-- Task objective --
Only a number is wanted. Count the lines holding the string "avatar".

Dataset rows:
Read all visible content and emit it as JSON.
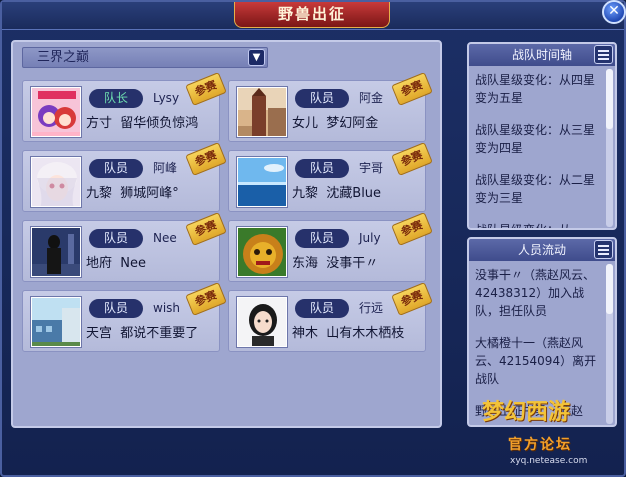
{
  "window": {
    "title": "野兽出征",
    "close_label": "✕"
  },
  "team_selector": {
    "selected": "三界之巅"
  },
  "members": [
    {
      "role": "队长",
      "is_leader": true,
      "nick": "Lysy",
      "server": "方寸",
      "name": "留华倾负惊鸿",
      "badge": "参赛",
      "avatar": "avatar-anime-girls"
    },
    {
      "role": "队员",
      "is_leader": false,
      "nick": "阿金",
      "server": "女儿",
      "name": "梦幻阿金",
      "badge": "参赛",
      "avatar": "avatar-tower"
    },
    {
      "role": "队员",
      "is_leader": false,
      "nick": "阿峰",
      "server": "九黎",
      "name": "狮城阿峰°",
      "badge": "参赛",
      "avatar": "avatar-white-hair"
    },
    {
      "role": "队员",
      "is_leader": false,
      "nick": "宇哥",
      "server": "九黎",
      "name": "沈藏Blue",
      "badge": "参赛",
      "avatar": "avatar-sea"
    },
    {
      "role": "队员",
      "is_leader": false,
      "nick": "Nee",
      "server": "地府",
      "name": "Nee",
      "badge": "参赛",
      "avatar": "avatar-dark-figure"
    },
    {
      "role": "队员",
      "is_leader": false,
      "nick": "July",
      "server": "东海",
      "name": "没事干〃",
      "badge": "参赛",
      "avatar": "avatar-lion"
    },
    {
      "role": "队员",
      "is_leader": false,
      "nick": "wish",
      "server": "天宫",
      "name": "都说不重要了",
      "badge": "参赛",
      "avatar": "avatar-building"
    },
    {
      "role": "队员",
      "is_leader": false,
      "nick": "行远",
      "server": "神木",
      "name": "山有木木栖枝",
      "badge": "参赛",
      "avatar": "avatar-girl-photo"
    }
  ],
  "timeline": {
    "title": "战队时间轴",
    "entries": [
      "战队星级变化：从四星变为五星",
      "战队星级变化：从三星变为四星",
      "战队星级变化：从二星变为三星",
      "战队星级变化：从"
    ]
  },
  "personnel": {
    "title": "人员流动",
    "entries": [
      "没事干〃（燕赵风云、42438312）加入战队，担任队员",
      "大橘橙十一（燕赵风云、42154094）离开战队",
      "野兽出征书柔（燕赵"
    ]
  },
  "watermark": {
    "logo": "梦幻西游",
    "sub": "官方论坛",
    "url": "xyq.netease.com"
  }
}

-- Task result --
8